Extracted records
------------------------------
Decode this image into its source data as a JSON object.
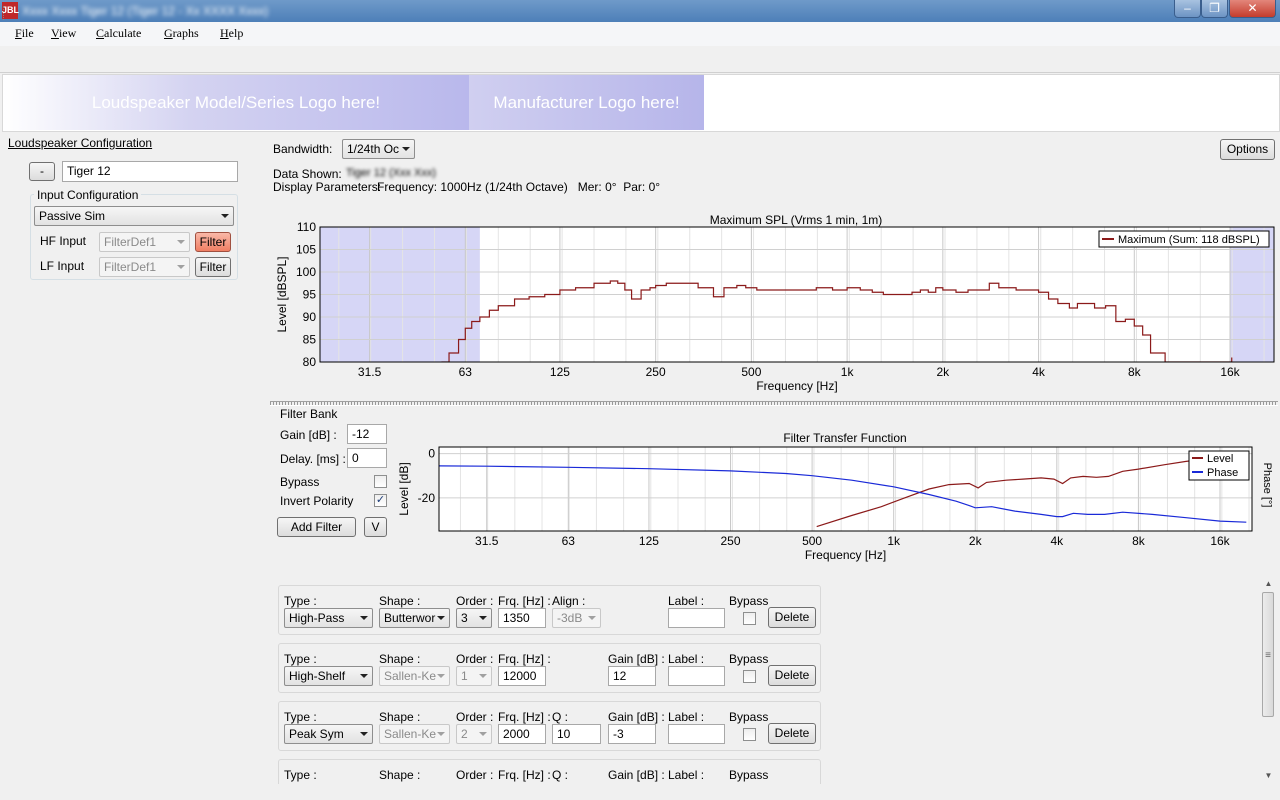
{
  "window": {
    "title": "Xxxx Xxxx Tiger 12 (Tiger 12 - Xx XXXX Xxxx)",
    "app_icon": "JBL",
    "minimize": "–",
    "maximize": "❐",
    "close": "✕"
  },
  "menu": [
    {
      "label": "File",
      "underline": "F",
      "rest": "ile"
    },
    {
      "label": "View",
      "underline": "V",
      "rest": "iew"
    },
    {
      "label": "Calculate",
      "underline": "C",
      "rest": "alculate"
    },
    {
      "label": "Graphs",
      "underline": "G",
      "rest": "raphs"
    },
    {
      "label": "Help",
      "underline": "H",
      "rest": "elp"
    }
  ],
  "logos": {
    "model": "Loudspeaker Model/Series Logo here!",
    "manufacturer": "Manufacturer Logo here!"
  },
  "config": {
    "title": "Loudspeaker Configuration",
    "minus_btn": "-",
    "name": "Tiger 12",
    "input_group": "Input Configuration",
    "input_mode": "Passive Sim",
    "hf_label": "HF Input",
    "hf_value": "FilterDef1",
    "hf_filter_btn": "Filter",
    "lf_label": "LF Input",
    "lf_value": "FilterDef1",
    "lf_filter_btn": "Filter"
  },
  "top": {
    "bandwidth_label": "Bandwidth:",
    "bandwidth_value": "1/24th Oc",
    "options_btn": "Options",
    "data_shown_label": "Data Shown:",
    "data_shown_value": "Tiger 12 (Xxx Xxx)",
    "display_label": "Display Parameters:",
    "display_value": "Frequency: 1000Hz (1/24th Octave)   Mer: 0°  Par: 0°"
  },
  "spl_chart": {
    "title": "Maximum SPL (Vrms 1 min, 1m)",
    "xlabel": "Frequency [Hz]",
    "ylabel": "Level [dBSPL]",
    "legend": "Maximum (Sum: 118 dBSPL)",
    "line_color": "#8b1a1a",
    "shade_color": "#d6d6f6"
  },
  "filter_bank": {
    "title": "Filter Bank",
    "gain_label": "Gain [dB] :",
    "gain_value": "-12",
    "delay_label": "Delay. [ms] :",
    "delay_value": "0",
    "bypass_label": "Bypass",
    "invert_label": "Invert Polarity",
    "invert_mark": "✓",
    "add_filter_btn": "Add Filter",
    "v_btn": "V"
  },
  "tf_chart": {
    "title": "Filter Transfer Function",
    "xlabel": "Frequency [Hz]",
    "ylabel": "Level [dB]",
    "ylabel_right": "Phase [°]",
    "legend_level": "Level",
    "legend_phase": "Phase",
    "level_color": "#8b1a1a",
    "phase_color": "#1a2ad8"
  },
  "chart_data": [
    {
      "type": "line",
      "title": "Maximum SPL (Vrms 1 min, 1m)",
      "xlabel": "Frequency [Hz]",
      "ylabel": "Level [dBSPL]",
      "xscale": "log2",
      "xlim": [
        20,
        22000
      ],
      "ylim": [
        80,
        110
      ],
      "xticks": [
        "31.5",
        "63",
        "125",
        "250",
        "500",
        "1k",
        "2k",
        "4k",
        "8k",
        "16k"
      ],
      "yticks": [
        "80",
        "85",
        "90",
        "95",
        "100",
        "105",
        "110"
      ],
      "grid": true,
      "legend_position": "top-right",
      "shaded_regions_hz": [
        [
          20,
          70
        ],
        [
          16000,
          22000
        ]
      ],
      "series": [
        {
          "name": "Maximum (Sum: 118 dBSPL)",
          "x": [
            53,
            56,
            60,
            63,
            66,
            70,
            75,
            80,
            90,
            100,
            112,
            125,
            140,
            160,
            180,
            190,
            200,
            210,
            225,
            240,
            250,
            270,
            300,
            340,
            380,
            410,
            450,
            480,
            520,
            560,
            620,
            700,
            800,
            900,
            1000,
            1100,
            1200,
            1300,
            1400,
            1500,
            1600,
            1700,
            1800,
            1900,
            2000,
            2200,
            2400,
            2600,
            2800,
            3000,
            3200,
            3400,
            3600,
            4000,
            4300,
            4600,
            5000,
            5300,
            5600,
            6000,
            6500,
            7000,
            7500,
            8000,
            8500,
            9000,
            10000,
            11000,
            12000,
            15800,
            16200
          ],
          "y": [
            80,
            82,
            85,
            87.5,
            89,
            90,
            91.5,
            92.5,
            94,
            94.5,
            95,
            96,
            96.5,
            97.5,
            98,
            97.5,
            96,
            94,
            96,
            96.5,
            97,
            97.5,
            97.5,
            96.5,
            94.5,
            96.5,
            97,
            96.5,
            96,
            96,
            96,
            96,
            96.5,
            96,
            96.5,
            96,
            95.5,
            95,
            95,
            95,
            95.5,
            96,
            95.5,
            96.5,
            96,
            95.5,
            96,
            96,
            97.5,
            96.5,
            96.5,
            96,
            96,
            95.5,
            94,
            93,
            92,
            93,
            93,
            92,
            92.5,
            89,
            89.5,
            88,
            86,
            82,
            80,
            80,
            80,
            80,
            81
          ]
        }
      ]
    },
    {
      "type": "line",
      "title": "Filter Transfer Function",
      "xlabel": "Frequency [Hz]",
      "ylabel": "Level [dB]",
      "ylabel_right": "Phase [°]",
      "xscale": "log2",
      "xlim": [
        20,
        22000
      ],
      "ylim": [
        -35,
        3
      ],
      "xticks": [
        "31.5",
        "63",
        "125",
        "250",
        "500",
        "1k",
        "2k",
        "4k",
        "8k",
        "16k"
      ],
      "yticks": [
        "0",
        "-20"
      ],
      "grid": true,
      "legend_position": "top-right",
      "series": [
        {
          "name": "Level",
          "x": [
            520,
            700,
            900,
            1100,
            1350,
            1600,
            1900,
            2050,
            2200,
            2600,
            3000,
            3500,
            3900,
            4200,
            4500,
            5000,
            5600,
            6200,
            7000,
            8000,
            10000,
            12000,
            14000,
            16000,
            18000,
            20000
          ],
          "y": [
            -33,
            -28,
            -24,
            -20,
            -16,
            -14,
            -13.5,
            -15.5,
            -13,
            -12,
            -11.5,
            -11,
            -11.5,
            -13.5,
            -11,
            -10.3,
            -10.7,
            -10.3,
            -8,
            -7,
            -5,
            -3.5,
            -2.5,
            -2,
            -2.5,
            -3
          ]
        },
        {
          "name": "Phase",
          "x": [
            20,
            31.5,
            63,
            125,
            250,
            400,
            500,
            700,
            1000,
            1350,
            1700,
            1900,
            2000,
            2300,
            2800,
            3500,
            4000,
            4200,
            4600,
            5200,
            6000,
            7000,
            9000,
            12000,
            16000,
            20000
          ],
          "y": [
            -5.5,
            -5.7,
            -6.2,
            -6.8,
            -7.8,
            -9,
            -10,
            -12,
            -15,
            -18.5,
            -21.5,
            -23.5,
            -24.5,
            -24,
            -26,
            -27.5,
            -28.5,
            -28.5,
            -27,
            -27.5,
            -27.5,
            -26.5,
            -27.5,
            -29,
            -30.5,
            -31
          ]
        }
      ]
    }
  ],
  "filters": [
    {
      "type_label": "Type :",
      "type": "High-Pass",
      "shape_label": "Shape :",
      "shape": "Butterwor",
      "shape_enabled": true,
      "order_label": "Order :",
      "order": "3",
      "order_enabled": true,
      "frq_label": "Frq. [Hz] :",
      "frq": "1350",
      "col5_label": "Align :",
      "col5_value": "-3dB",
      "col5_combo": true,
      "gain_label": "",
      "gain": "",
      "label_label": "Label :",
      "label": "",
      "bypass_label": "Bypass",
      "delete": "Delete"
    },
    {
      "type_label": "Type :",
      "type": "High-Shelf",
      "shape_label": "Shape :",
      "shape": "Sallen-Ke",
      "shape_enabled": false,
      "order_label": "Order :",
      "order": "1",
      "order_enabled": false,
      "frq_label": "Frq. [Hz] :",
      "frq": "12000",
      "col5_label": "",
      "col5_value": "",
      "col5_combo": false,
      "gain_label": "Gain [dB] :",
      "gain": "12",
      "label_label": "Label :",
      "label": "",
      "bypass_label": "Bypass",
      "delete": "Delete"
    },
    {
      "type_label": "Type :",
      "type": "Peak Sym",
      "shape_label": "Shape :",
      "shape": "Sallen-Ke",
      "shape_enabled": false,
      "order_label": "Order :",
      "order": "2",
      "order_enabled": false,
      "frq_label": "Frq. [Hz] :",
      "frq": "2000",
      "col5_label": "Q :",
      "col5_value": "10",
      "col5_combo": false,
      "gain_label": "Gain [dB] :",
      "gain": "-3",
      "label_label": "Label :",
      "label": "",
      "bypass_label": "Bypass",
      "delete": "Delete"
    },
    {
      "type_label": "Type :",
      "shape_label": "Shape :",
      "order_label": "Order :",
      "frq_label": "Frq. [Hz] :",
      "col5_label": "Q :",
      "gain_label": "Gain [dB] :",
      "label_label": "Label :",
      "bypass_label": "Bypass"
    }
  ],
  "scroll": {
    "up": "▲",
    "down": "▼",
    "grip": "≡"
  }
}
------------------------------
**Do this**
Read the entries above, then pull out the lines that include "rest".

**Output**
      "rest": "ile"
      "rest": "iew"
      "rest": "alculate"
      "rest": "raphs"
      "rest": "elp"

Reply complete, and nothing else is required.